Please restate the records that follow word for word, omitting any images.
========================================================================
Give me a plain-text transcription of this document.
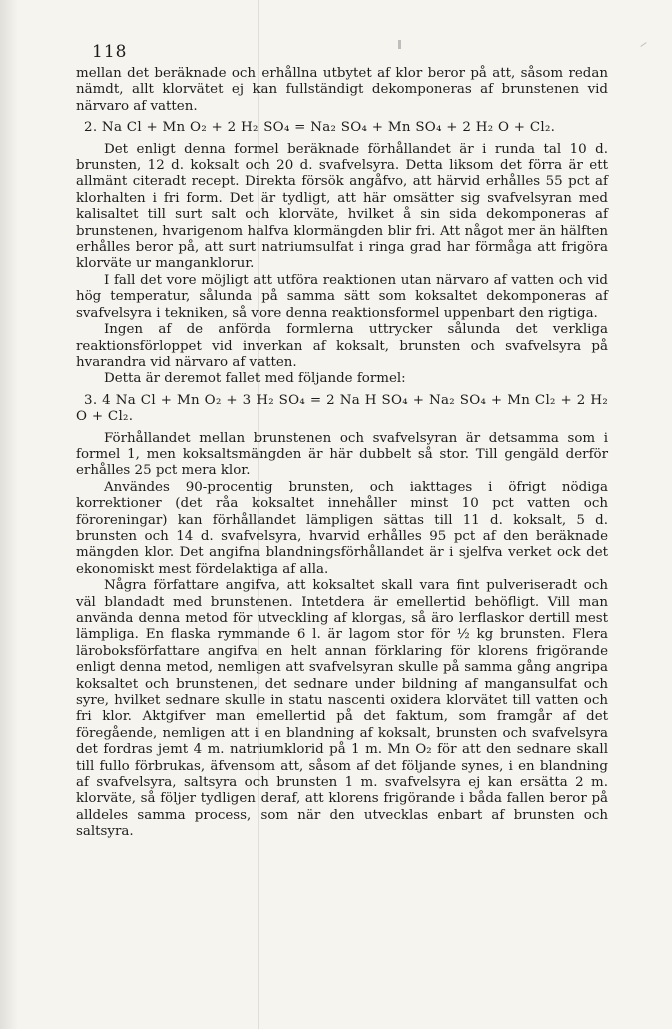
118

mellan det beräknade och erhållna utbytet af klor beror på att, såsom redan nämdt, allt klorvätet ej kan fullständigt dekomponeras af brunstenen vid närvaro af vatten.

2. Na Cl + Mn O₂ + 2 H₂ SO₄ = Na₂ SO₄ + Mn SO₄ + 2 H₂ O + Cl₂.

Det enligt denna formel beräknade förhållandet är i runda tal 10 d. brunsten, 12 d. koksalt och 20 d. svafvelsyra. Detta liksom det förra är ett allmänt citeradt recept. Direkta försök angåfvo, att härvid erhålles 55 pct af klorhalten i fri form. Det är tydligt, att här omsätter sig svafvelsyran med kalisaltet till surt salt och klorväte, hvilket å sin sida dekomponeras af brunstenen, hvarigenom halfva klormängden blir fri. Att något mer än hälften erhålles beror på, att surt natriumsulfat i ringa grad har förmåga att frigöra klorväte ur manganklorur.

I fall det vore möjligt att utföra reaktionen utan närvaro af vatten och vid hög temperatur, sålunda på samma sätt som koksaltet dekomponeras af svafvelsyra i tekniken, så vore denna reaktionsformel uppenbart den rigtiga.

Ingen af de anförda formlerna uttrycker sålunda det verkliga reaktionsförloppet vid inverkan af koksalt, brunsten och svafvelsyra på hvarandra vid närvaro af vatten.

Detta är deremot fallet med följande formel:

3. 4 Na Cl + Mn O₂ + 3 H₂ SO₄ = 2 Na H SO₄ + Na₂ SO₄ + Mn Cl₂ + 2 H₂ O + Cl₂.

Förhållandet mellan brunstenen och svafvelsyran är detsamma som i formel 1, men koksaltsmängden är här dubbelt så stor. Till gengäld derför erhålles 25 pct mera klor.

Användes 90-procentig brunsten, och iakttages i öfrigt nödiga korrektioner (det råa koksaltet innehåller minst 10 pct vatten och föroreningar) kan förhållandet lämpligen sättas till 11 d. koksalt, 5 d. brunsten och 14 d. svafvelsyra, hvarvid erhålles 95 pct af den beräknade mängden klor. Det angifna blandningsförhållandet är i sjelfva verket ock det ekonomiskt mest fördelaktiga af alla.

Några författare angifva, att koksaltet skall vara fint pulveriseradt och väl blandadt med brunstenen. Intetdera är emellertid behöfligt. Vill man använda denna metod för utveckling af klorgas, så äro lerflaskor dertill mest lämpliga. En flaska rymmande 6 l. är lagom stor för ½ kg brunsten. Flera läroboksförfattare angifva en helt annan förklaring för klorens frigörande enligt denna metod, nemligen att svafvelsyran skulle på samma gång angripa koksaltet och brunstenen, det sednare under bildning af mangansulfat och syre, hvilket sednare skulle in statu nascenti oxidera klorvätet till vatten och fri klor. Aktgifver man emellertid på det faktum, som framgår af det föregående, nemligen att i en blandning af koksalt, brunsten och svafvelsyra det fordras jemt 4 m. natriumklorid på 1 m. Mn O₂ för att den sednare skall till fullo förbrukas, äfvensom att, såsom af det följande synes, i en blandning af svafvelsyra, saltsyra och brunsten 1 m. svafvelsyra ej kan ersätta 2 m. klorväte, så följer tydligen deraf, att klorens frigörande i båda fallen beror på alldeles samma process, som när den utvecklas enbart af brunsten och saltsyra.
========================================================================
Reply to the exercise.
Give me a plain-text transcription of this document.
118

mellan det beräknade och erhållna utbytet af klor beror på att, såsom redan nämdt, allt klorvätet ej kan fullständigt dekomponeras af brunstenen vid närvaro af vatten.

2. Na Cl + Mn O₂ + 2 H₂ SO₄ = Na₂ SO₄ + Mn SO₄ + 2 H₂ O + Cl₂.

Det enligt denna formel beräknade förhållandet är i runda tal 10 d. brunsten, 12 d. koksalt och 20 d. svafvelsyra. Detta liksom det förra är ett allmänt citeradt recept. Direkta försök angåfvo, att härvid erhålles 55 pct af klorhalten i fri form. Det är tydligt, att här omsätter sig svafvelsyran med kalisaltet till surt salt och klorväte, hvilket å sin sida dekomponeras af brunstenen, hvarigenom halfva klormängden blir fri. Att något mer än hälften erhålles beror på, att surt natriumsulfat i ringa grad har förmåga att frigöra klorväte ur manganklorur.

I fall det vore möjligt att utföra reaktionen utan närvaro af vatten och vid hög temperatur, sålunda på samma sätt som koksaltet dekomponeras af svafvelsyra i tekniken, så vore denna reaktionsformel uppenbart den rigtiga.

Ingen af de anförda formlerna uttrycker sålunda det verkliga reaktionsförloppet vid inverkan af koksalt, brunsten och svafvelsyra på hvarandra vid närvaro af vatten.

Detta är deremot fallet med följande formel:

3. 4 Na Cl + Mn O₂ + 3 H₂ SO₄ = 2 Na H SO₄ + Na₂ SO₄ + Mn Cl₂ + 2 H₂ O + Cl₂.

Förhållandet mellan brunstenen och svafvelsyran är detsamma som i formel 1, men koksaltsmängden är här dubbelt så stor. Till gengäld derför erhålles 25 pct mera klor.

Användes 90-procentig brunsten, och iakttages i öfrigt nödiga korrektioner (det råa koksaltet innehåller minst 10 pct vatten och föroreningar) kan förhållandet lämpligen sättas till 11 d. koksalt, 5 d. brunsten och 14 d. svafvelsyra, hvarvid erhålles 95 pct af den beräknade mängden klor. Det angifna blandningsförhållandet är i sjelfva verket ock det ekonomiskt mest fördelaktiga af alla.

Några författare angifva, att koksaltet skall vara fint pulveriseradt och väl blandadt med brunstenen. Intetdera är emellertid behöfligt. Vill man använda denna metod för utveckling af klorgas, så äro lerflaskor dertill mest lämpliga. En flaska rymmande 6 l. är lagom stor för ½ kg brunsten. Flera läroboksförfattare angifva en helt annan förklaring för klorens frigörande enligt denna metod, nemligen att svafvelsyran skulle på samma gång angripa koksaltet och brunstenen, det sednare under bildning af mangansulfat och syre, hvilket sednare skulle in statu nascenti oxidera klorvätet till vatten och fri klor. Aktgifver man emellertid på det faktum, som framgår af det föregående, nemligen att i en blandning af koksalt, brunsten och svafvelsyra det fordras jemt 4 m. natriumklorid på 1 m. Mn O₂ för att den sednare skall till fullo förbrukas, äfvensom att, såsom af det följande synes, i en blandning af svafvelsyra, saltsyra och brunsten 1 m. svafvelsyra ej kan ersätta 2 m. klorväte, så följer tydligen deraf, att klorens frigörande i båda fallen beror på alldeles samma process, som när den utvecklas enbart af brunsten och saltsyra.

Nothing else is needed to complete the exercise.